__Task details__:
Restate the whole listing exactly.

__Available records__:
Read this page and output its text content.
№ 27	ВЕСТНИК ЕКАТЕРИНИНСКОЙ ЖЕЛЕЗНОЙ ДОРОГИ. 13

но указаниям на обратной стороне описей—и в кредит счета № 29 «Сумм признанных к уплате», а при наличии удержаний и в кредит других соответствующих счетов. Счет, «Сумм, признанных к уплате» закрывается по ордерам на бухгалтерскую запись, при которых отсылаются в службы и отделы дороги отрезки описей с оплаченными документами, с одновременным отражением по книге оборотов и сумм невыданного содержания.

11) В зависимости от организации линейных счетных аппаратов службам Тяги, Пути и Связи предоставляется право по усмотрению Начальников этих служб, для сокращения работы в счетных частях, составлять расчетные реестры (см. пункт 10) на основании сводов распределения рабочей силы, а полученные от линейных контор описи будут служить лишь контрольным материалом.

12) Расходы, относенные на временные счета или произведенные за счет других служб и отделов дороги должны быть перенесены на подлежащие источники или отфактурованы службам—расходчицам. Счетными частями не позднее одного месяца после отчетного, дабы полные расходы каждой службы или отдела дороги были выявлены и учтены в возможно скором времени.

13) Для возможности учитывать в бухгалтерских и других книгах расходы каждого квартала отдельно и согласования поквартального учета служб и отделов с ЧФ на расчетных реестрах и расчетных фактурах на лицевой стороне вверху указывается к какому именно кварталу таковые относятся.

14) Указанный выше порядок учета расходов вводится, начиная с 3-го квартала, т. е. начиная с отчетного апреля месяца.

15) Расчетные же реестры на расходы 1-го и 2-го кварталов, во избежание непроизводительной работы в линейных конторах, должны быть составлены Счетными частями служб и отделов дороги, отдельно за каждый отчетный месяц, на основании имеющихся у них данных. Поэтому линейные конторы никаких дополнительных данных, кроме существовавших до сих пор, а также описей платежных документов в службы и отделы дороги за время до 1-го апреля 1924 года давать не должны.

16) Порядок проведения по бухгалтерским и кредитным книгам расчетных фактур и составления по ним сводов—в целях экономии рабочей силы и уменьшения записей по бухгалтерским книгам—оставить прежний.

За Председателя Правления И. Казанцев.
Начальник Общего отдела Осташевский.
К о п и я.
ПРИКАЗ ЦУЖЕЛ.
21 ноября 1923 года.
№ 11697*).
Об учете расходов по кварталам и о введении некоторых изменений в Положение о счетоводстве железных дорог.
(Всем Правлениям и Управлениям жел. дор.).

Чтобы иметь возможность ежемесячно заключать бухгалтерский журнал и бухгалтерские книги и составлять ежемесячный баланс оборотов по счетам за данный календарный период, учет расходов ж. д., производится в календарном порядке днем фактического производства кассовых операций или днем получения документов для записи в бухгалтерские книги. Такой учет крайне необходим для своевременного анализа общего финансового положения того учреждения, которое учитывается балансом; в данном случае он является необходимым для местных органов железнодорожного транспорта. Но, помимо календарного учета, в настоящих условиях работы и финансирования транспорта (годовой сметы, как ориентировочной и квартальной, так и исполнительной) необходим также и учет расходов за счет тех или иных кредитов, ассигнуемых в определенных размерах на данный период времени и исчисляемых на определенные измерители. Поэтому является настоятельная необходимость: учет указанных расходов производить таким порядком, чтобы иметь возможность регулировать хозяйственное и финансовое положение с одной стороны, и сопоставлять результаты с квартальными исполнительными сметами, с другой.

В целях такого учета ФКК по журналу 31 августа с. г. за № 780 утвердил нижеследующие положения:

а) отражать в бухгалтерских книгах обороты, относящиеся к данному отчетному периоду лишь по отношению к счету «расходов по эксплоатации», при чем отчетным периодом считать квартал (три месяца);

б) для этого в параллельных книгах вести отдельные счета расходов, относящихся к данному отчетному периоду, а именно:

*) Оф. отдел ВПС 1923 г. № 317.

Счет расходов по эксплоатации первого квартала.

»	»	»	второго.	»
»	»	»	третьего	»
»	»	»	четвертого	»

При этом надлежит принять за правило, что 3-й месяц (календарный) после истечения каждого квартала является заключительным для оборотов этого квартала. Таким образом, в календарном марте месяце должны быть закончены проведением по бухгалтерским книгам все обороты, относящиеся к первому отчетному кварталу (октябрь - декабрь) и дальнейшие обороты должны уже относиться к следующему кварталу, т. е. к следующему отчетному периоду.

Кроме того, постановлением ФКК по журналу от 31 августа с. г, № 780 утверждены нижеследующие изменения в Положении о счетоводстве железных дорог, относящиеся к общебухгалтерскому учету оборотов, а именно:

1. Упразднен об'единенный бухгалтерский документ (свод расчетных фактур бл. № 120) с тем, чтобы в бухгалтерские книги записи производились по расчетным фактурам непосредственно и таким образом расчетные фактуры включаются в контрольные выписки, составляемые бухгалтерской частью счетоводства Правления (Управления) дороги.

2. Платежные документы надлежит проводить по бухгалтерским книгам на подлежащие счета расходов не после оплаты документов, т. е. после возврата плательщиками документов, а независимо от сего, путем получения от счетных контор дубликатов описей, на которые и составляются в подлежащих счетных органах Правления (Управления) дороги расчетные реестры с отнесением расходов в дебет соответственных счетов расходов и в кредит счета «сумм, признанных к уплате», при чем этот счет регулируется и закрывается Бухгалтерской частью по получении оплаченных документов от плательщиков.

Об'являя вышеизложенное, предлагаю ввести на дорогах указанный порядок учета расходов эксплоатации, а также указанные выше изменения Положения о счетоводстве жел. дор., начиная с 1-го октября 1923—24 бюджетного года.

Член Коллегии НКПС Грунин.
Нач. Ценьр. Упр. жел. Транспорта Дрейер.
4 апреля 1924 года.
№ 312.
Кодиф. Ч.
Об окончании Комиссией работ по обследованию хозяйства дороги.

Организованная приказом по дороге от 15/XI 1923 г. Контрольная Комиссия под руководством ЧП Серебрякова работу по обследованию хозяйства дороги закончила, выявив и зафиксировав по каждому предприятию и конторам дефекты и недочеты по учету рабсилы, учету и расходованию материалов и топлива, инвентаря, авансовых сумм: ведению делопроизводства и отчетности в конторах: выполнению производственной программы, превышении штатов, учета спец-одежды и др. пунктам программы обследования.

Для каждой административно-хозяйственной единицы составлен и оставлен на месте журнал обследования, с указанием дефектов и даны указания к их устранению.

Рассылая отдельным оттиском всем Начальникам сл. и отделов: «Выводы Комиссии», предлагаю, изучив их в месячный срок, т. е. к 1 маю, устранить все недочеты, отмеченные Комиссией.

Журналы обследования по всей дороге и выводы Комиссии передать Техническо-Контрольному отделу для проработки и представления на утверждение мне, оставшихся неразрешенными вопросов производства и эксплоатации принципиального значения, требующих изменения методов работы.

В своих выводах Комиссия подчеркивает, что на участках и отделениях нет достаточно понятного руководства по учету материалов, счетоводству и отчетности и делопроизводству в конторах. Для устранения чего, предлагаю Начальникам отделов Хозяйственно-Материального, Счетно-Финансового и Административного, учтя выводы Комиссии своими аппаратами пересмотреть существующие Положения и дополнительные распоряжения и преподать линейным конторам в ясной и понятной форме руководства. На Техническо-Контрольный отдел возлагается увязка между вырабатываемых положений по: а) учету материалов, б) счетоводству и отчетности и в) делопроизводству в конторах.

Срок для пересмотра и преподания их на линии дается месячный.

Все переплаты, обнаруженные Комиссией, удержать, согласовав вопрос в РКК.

__Complete answer__:
Read this page and output its text content.
№ 27	ВЕСТНИК ЕКАТЕРИНИНСКОЙ ЖЕЛЕЗНОЙ ДОРОГИ. 13

но указаниям на обратной стороне описей—и в кредит счета № 29 «Сумм признанных к уплате», а при наличии удержаний и в кредит других соответствующих счетов. Счет, «Сумм, признанных к уплате» закрывается по ордерам на бухгалтерскую запись, при которых отсылаются в службы и отделы дороги отрезки описей с оплаченными документами, с одновременным отражением по книге оборотов и сумм невыданного содержания.

11) В зависимости от организации линейных счетных аппаратов службам Тяги, Пути и Связи предоставляется право по усмотрению Начальников этих служб, для сокращения работы в счетных частях, составлять расчетные реестры (см. пункт 10) на основании сводов распределения рабочей силы, а полученные от линейных контор описи будут служить лишь контрольным материалом.

12) Расходы, относенные на временные счета или произведенные за счет других служб и отделов дороги должны быть перенесены на подлежащие источники или отфактурованы службам—расходчицам. Счетными частями не позднее одного месяца после отчетного, дабы полные расходы каждой службы или отдела дороги были выявлены и учтены в возможно скором времени.

13) Для возможности учитывать в бухгалтерских и других книгах расходы каждого квартала отдельно и согласования поквартального учета служб и отделов с ЧФ на расчетных реестрах и расчетных фактурах на лицевой стороне вверху указывается к какому именно кварталу таковые относятся.

14) Указанный выше порядок учета расходов вводится, начиная с 3-го квартала, т. е. начиная с отчетного апреля месяца.

15) Расчетные же реестры на расходы 1-го и 2-го кварталов, во избежание непроизводительной работы в линейных конторах, должны быть составлены Счетными частями служб и отделов дороги, отдельно за каждый отчетный месяц, на основании имеющихся у них данных. Поэтому линейные конторы никаких дополнительных данных, кроме существовавших до сих пор, а также описей платежных документов в службы и отделы дороги за время до 1-го апреля 1924 года давать не должны.

16) Порядок проведения по бухгалтерским и кредитным книгам расчетных фактур и составления по ним сводов—в целях экономии рабочей силы и уменьшения записей по бухгалтерским книгам—оставить прежний.

За Председателя Правления И. Казанцев.
Начальник Общего отдела Осташевский.
К о п и я.
ПРИКАЗ ЦУЖЕЛ.
21 ноября 1923 года.
№ 11697*).
Об учете расходов по кварталам и о введении некоторых изменений в Положение о счетоводстве железных дорог.
(Всем Правлениям и Управлениям жел. дор.).

Чтобы иметь возможность ежемесячно заключать бухгалтерский журнал и бухгалтерские книги и составлять ежемесячный баланс оборотов по счетам за данный календарный период, учет расходов ж. д., производится в календарном порядке днем фактического производства кассовых операций или днем получения документов для записи в бухгалтерские книги. Такой учет крайне необходим для своевременного анализа общего финансового положения того учреждения, которое учитывается балансом; в данном случае он является необходимым для местных органов железнодорожного транспорта. Но, помимо календарного учета, в настоящих условиях работы и финансирования транспорта (годовой сметы, как ориентировочной и квартальной, так и исполнительной) необходим также и учет расходов за счет тех или иных кредитов, ассигнуемых в определенных размерах на данный период времени и исчисляемых на определенные измерители. Поэтому является настоятельная необходимость: учет указанных расходов производить таким порядком, чтобы иметь возможность регулировать хозяйственное и финансовое положение с одной стороны, и сопоставлять результаты с квартальными исполнительными сметами, с другой.

В целях такого учета ФКК по журналу 31 августа с. г. за № 780 утвердил нижеследующие положения:

а) отражать в бухгалтерских книгах обороты, относящиеся к данному отчетному периоду лишь по отношению к счету «расходов по эксплоатации», при чем отчетным периодом считать квартал (три месяца);

б) для этого в параллельных книгах вести отдельные счета расходов, относящихся к данному отчетному периоду, а именно:

*) Оф. отдел ВПС 1923 г. № 317.

Счет расходов по эксплоатации первого квартала.

»	»	»	второго.	»
»	»	»	третьего	»
»	»	»	четвертого	»

При этом надлежит принять за правило, что 3-й месяц (календарный) после истечения каждого квартала является заключительным для оборотов этого квартала. Таким образом, в календарном марте месяце должны быть закончены проведением по бухгалтерским книгам все обороты, относящиеся к первому отчетному кварталу (октябрь - декабрь) и дальнейшие обороты должны уже относиться к следующему кварталу, т. е. к следующему отчетному периоду.

Кроме того, постановлением ФКК по журналу от 31 августа с. г, № 780 утверждены нижеследующие изменения в Положении о счетоводстве железных дорог, относящиеся к общебухгалтерскому учету оборотов, а именно:

1. Упразднен об'единенный бухгалтерский документ (свод расчетных фактур бл. № 120) с тем, чтобы в бухгалтерские книги записи производились по расчетным фактурам непосредственно и таким образом расчетные фактуры включаются в контрольные выписки, составляемые бухгалтерской частью счетоводства Правления (Управления) дороги.

2. Платежные документы надлежит проводить по бухгалтерским книгам на подлежащие счета расходов не после оплаты документов, т. е. после возврата плательщиками документов, а независимо от сего, путем получения от счетных контор дубликатов описей, на которые и составляются в подлежащих счетных органах Правления (Управления) дороги расчетные реестры с отнесением расходов в дебет соответственных счетов расходов и в кредит счета «сумм, признанных к уплате», при чем этот счет регулируется и закрывается Бухгалтерской частью по получении оплаченных документов от плательщиков.

Об'являя вышеизложенное, предлагаю ввести на дорогах указанный порядок учета расходов эксплоатации, а также указанные выше изменения Положения о счетоводстве жел. дор., начиная с 1-го октября 1923—24 бюджетного года.

Член Коллегии НКПС Грунин.
Нач. Ценьр. Упр. жел. Транспорта Дрейер.
4 апреля 1924 года.
№ 312.
Кодиф. Ч.
Об окончании Комиссией работ по обследованию хозяйства дороги.

Организованная приказом по дороге от 15/XI 1923 г. Контрольная Комиссия под руководством ЧП Серебрякова работу по обследованию хозяйства дороги закончила, выявив и зафиксировав по каждому предприятию и конторам дефекты и недочеты по учету рабсилы, учету и расходованию материалов и топлива, инвентаря, авансовых сумм: ведению делопроизводства и отчетности в конторах: выполнению производственной программы, превышении штатов, учета спец-одежды и др. пунктам программы обследования.

Для каждой административно-хозяйственной единицы составлен и оставлен на месте журнал обследования, с указанием дефектов и даны указания к их устранению.

Рассылая отдельным оттиском всем Начальникам сл. и отделов: «Выводы Комиссии», предлагаю, изучив их в месячный срок, т. е. к 1 маю, устранить все недочеты, отмеченные Комиссией.

Журналы обследования по всей дороге и выводы Комиссии передать Техническо-Контрольному отделу для проработки и представления на утверждение мне, оставшихся неразрешенными вопросов производства и эксплоатации принципиального значения, требующих изменения методов работы.

В своих выводах Комиссия подчеркивает, что на участках и отделениях нет достаточно понятного руководства по учету материалов, счетоводству и отчетности и делопроизводству в конторах. Для устранения чего, предлагаю Начальникам отделов Хозяйственно-Материального, Счетно-Финансового и Административного, учтя выводы Комиссии своими аппаратами пересмотреть существующие Положения и дополнительные распоряжения и преподать линейным конторам в ясной и понятной форме руководства. На Техническо-Контрольный отдел возлагается увязка между вырабатываемых положений по: а) учету материалов, б) счетоводству и отчетности и в) делопроизводству в конторах.

Срок для пересмотра и преподания их на линии дается месячный.

Все переплаты, обнаруженные Комиссией, удержать, согласовав вопрос в РКК.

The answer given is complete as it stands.